*Problem:* Copy out the lines that have "color" in them.

----------

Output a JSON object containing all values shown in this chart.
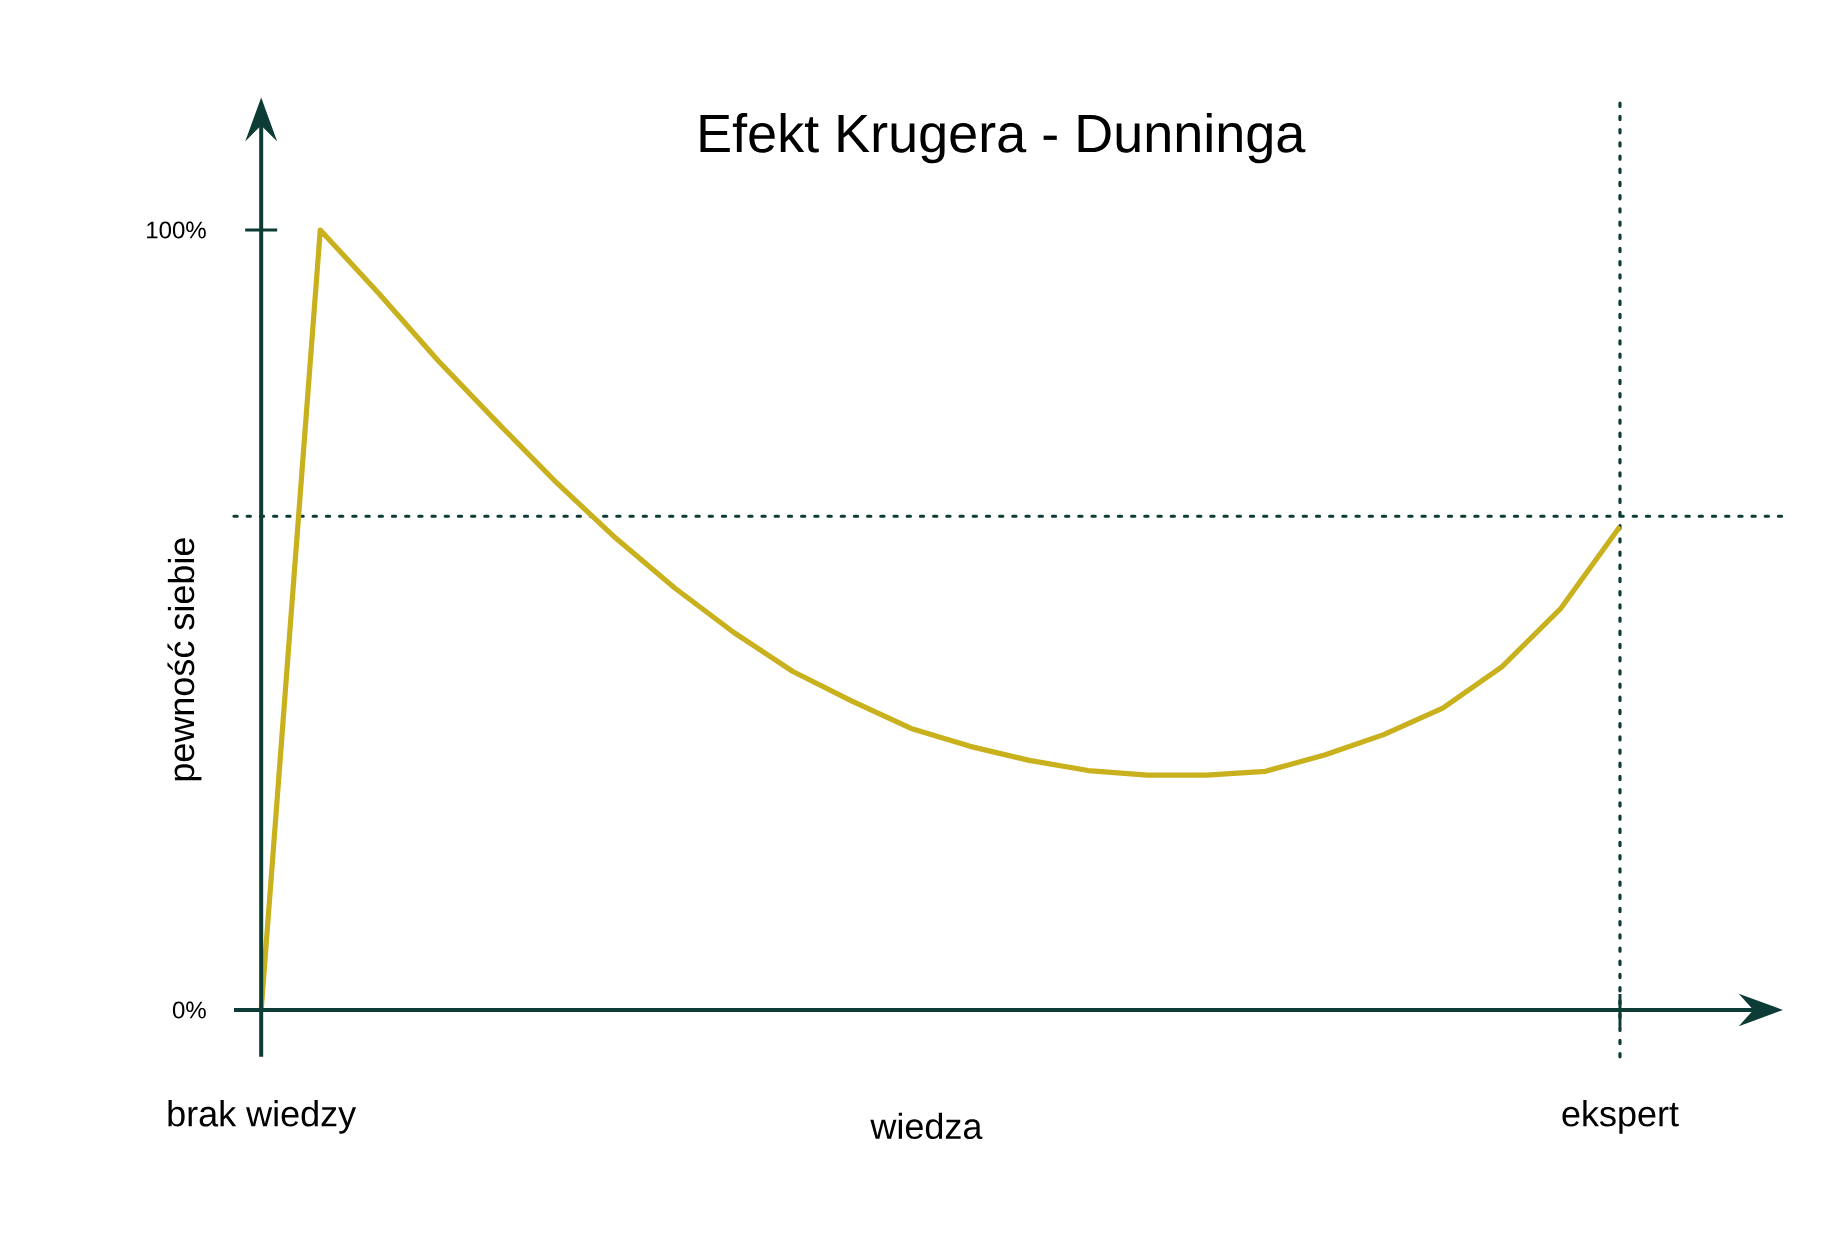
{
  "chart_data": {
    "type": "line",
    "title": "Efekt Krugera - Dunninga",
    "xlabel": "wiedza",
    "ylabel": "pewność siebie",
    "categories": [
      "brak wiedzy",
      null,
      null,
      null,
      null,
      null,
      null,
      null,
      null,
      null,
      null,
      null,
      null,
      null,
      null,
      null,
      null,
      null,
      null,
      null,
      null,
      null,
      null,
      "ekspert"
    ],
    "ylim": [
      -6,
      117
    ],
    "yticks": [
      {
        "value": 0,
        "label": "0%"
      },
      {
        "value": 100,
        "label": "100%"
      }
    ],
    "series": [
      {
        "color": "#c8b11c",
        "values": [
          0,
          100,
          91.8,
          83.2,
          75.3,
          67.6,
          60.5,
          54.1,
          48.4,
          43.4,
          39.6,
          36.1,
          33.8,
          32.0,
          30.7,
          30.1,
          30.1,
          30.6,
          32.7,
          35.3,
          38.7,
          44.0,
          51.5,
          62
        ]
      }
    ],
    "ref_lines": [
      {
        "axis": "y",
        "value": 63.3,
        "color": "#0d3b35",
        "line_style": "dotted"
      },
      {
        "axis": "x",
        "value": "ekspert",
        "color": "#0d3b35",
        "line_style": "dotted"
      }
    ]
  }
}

----------

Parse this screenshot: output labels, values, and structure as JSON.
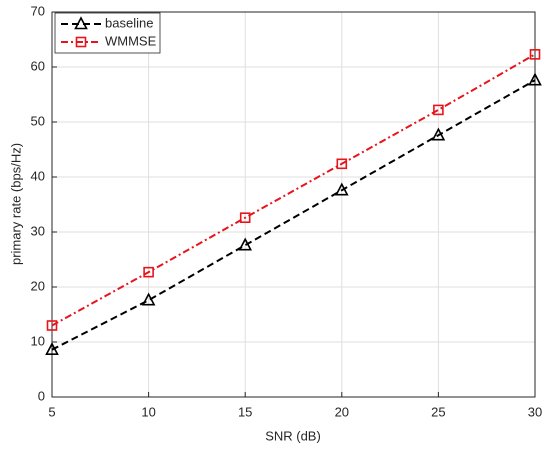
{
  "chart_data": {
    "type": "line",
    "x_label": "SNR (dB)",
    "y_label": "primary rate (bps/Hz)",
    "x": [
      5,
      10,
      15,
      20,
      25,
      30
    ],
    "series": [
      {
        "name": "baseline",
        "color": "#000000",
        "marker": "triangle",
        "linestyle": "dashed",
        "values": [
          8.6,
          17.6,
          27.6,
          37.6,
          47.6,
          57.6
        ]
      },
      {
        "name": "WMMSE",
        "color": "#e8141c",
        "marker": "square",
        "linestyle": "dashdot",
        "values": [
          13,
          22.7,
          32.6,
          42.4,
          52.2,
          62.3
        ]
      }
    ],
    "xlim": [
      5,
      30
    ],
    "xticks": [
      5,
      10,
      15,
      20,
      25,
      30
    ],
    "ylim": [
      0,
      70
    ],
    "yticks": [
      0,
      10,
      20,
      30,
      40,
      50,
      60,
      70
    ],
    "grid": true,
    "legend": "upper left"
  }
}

----------

*The response:*
        "color": "#c8b11c",
        "color": "#0d3b35",
        "color": "#0d3b35",
        "color": "#000000",
        "color": "#e8141c",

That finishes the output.